▸ WHAT THE TASK ASKS
Pick out the lines below with "text" and list them.

#### DATA TO USE ####

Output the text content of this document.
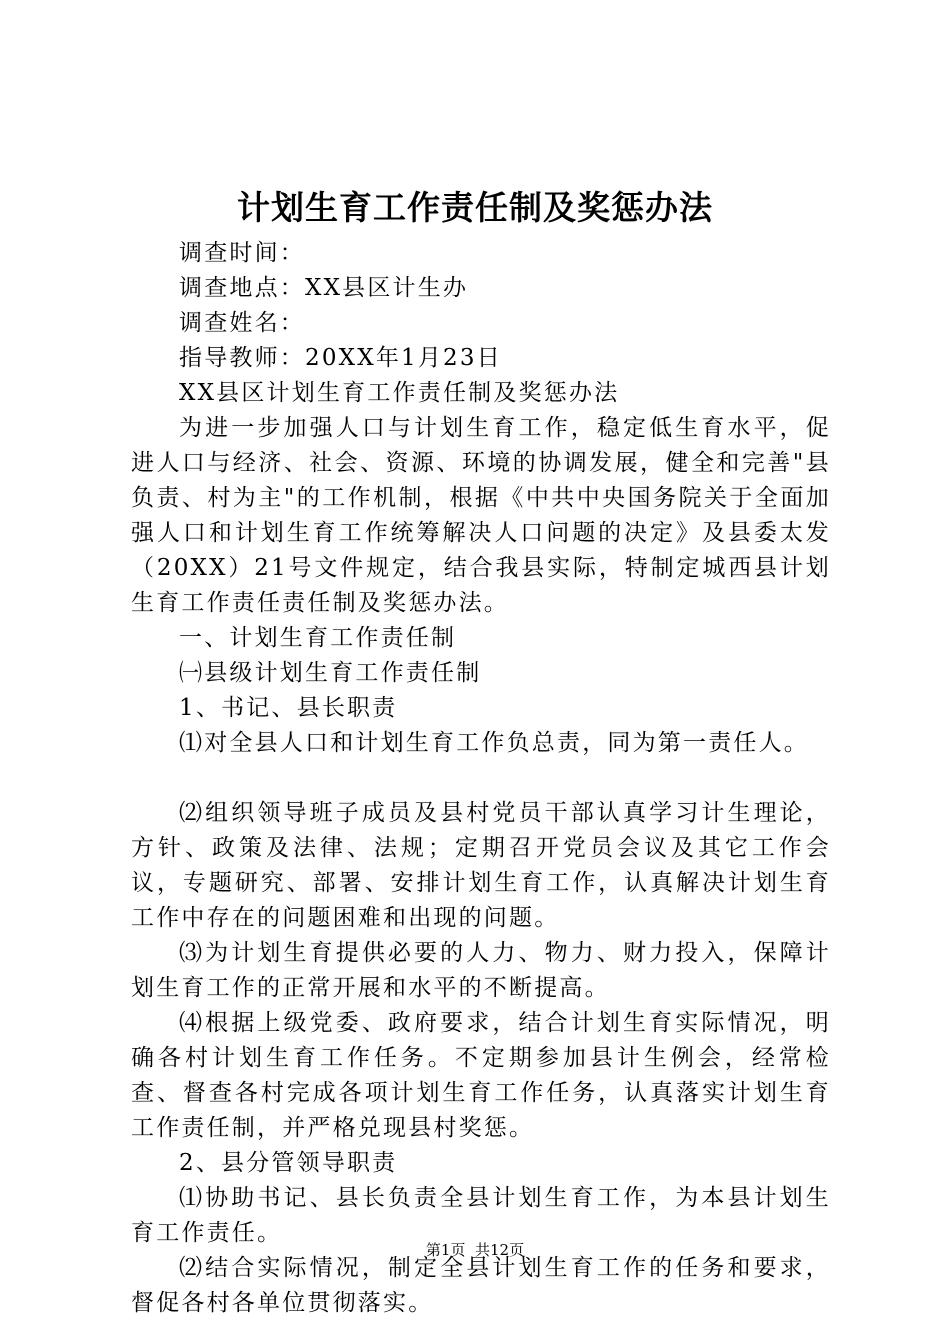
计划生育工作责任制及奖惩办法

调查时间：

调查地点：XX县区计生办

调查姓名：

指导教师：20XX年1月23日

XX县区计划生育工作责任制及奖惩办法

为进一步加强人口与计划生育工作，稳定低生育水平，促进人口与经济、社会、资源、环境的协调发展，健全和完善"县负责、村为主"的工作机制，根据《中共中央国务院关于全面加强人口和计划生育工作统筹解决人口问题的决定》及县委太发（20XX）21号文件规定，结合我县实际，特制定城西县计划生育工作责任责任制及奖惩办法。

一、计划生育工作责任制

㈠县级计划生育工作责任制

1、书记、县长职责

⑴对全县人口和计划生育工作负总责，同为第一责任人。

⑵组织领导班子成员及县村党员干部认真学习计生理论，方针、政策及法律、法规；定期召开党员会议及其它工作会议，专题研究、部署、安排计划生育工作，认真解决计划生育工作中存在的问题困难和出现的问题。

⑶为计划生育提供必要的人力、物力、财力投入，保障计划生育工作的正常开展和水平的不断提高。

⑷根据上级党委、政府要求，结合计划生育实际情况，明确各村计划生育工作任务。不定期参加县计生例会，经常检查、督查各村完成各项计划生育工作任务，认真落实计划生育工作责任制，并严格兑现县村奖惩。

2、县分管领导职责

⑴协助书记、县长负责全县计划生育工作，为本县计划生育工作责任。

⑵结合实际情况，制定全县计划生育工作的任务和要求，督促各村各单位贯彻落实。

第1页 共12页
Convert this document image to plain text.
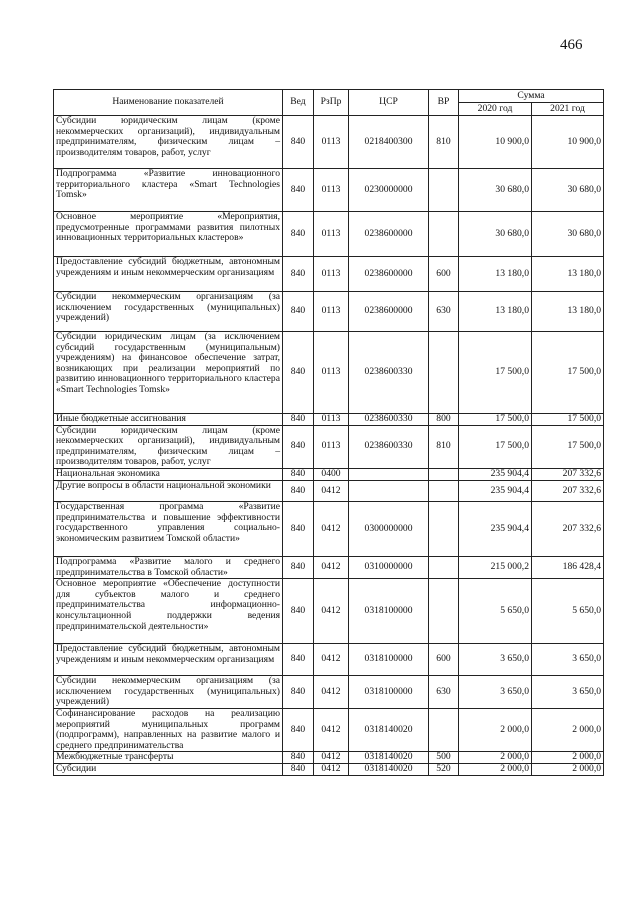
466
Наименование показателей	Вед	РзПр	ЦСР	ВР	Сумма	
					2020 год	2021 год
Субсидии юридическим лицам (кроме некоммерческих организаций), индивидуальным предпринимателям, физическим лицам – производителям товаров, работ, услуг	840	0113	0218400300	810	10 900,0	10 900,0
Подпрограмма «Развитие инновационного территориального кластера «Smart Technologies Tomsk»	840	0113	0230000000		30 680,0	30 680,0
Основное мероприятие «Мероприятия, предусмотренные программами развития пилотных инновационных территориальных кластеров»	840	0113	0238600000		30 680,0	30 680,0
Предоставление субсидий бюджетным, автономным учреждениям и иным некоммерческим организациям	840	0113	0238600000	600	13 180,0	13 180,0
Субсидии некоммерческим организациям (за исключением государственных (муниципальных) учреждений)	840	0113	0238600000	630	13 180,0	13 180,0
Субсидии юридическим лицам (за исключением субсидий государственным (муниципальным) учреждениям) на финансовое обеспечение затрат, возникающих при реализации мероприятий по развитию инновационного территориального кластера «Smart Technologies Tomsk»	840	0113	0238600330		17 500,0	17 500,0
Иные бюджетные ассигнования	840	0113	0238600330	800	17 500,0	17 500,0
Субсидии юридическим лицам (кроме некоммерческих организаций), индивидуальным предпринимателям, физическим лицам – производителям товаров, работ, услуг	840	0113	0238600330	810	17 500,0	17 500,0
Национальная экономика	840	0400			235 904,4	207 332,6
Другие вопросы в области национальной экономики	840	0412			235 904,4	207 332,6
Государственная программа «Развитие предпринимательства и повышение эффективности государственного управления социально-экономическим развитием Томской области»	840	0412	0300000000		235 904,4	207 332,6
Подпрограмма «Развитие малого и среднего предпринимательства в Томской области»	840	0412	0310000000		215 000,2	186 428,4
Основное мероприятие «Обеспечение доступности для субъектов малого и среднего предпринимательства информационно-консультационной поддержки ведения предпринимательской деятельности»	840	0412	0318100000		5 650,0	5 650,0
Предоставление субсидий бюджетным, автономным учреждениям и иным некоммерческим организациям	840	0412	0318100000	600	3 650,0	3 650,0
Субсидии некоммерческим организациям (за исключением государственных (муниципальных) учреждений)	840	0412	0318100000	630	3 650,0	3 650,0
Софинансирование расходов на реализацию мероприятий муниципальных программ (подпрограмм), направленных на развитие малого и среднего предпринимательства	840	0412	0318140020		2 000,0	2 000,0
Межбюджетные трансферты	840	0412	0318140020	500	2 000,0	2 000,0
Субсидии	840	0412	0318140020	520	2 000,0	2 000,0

####

▸ EXPECTED ANSWER
Output the text content of this document.
Convert this document image to plain text.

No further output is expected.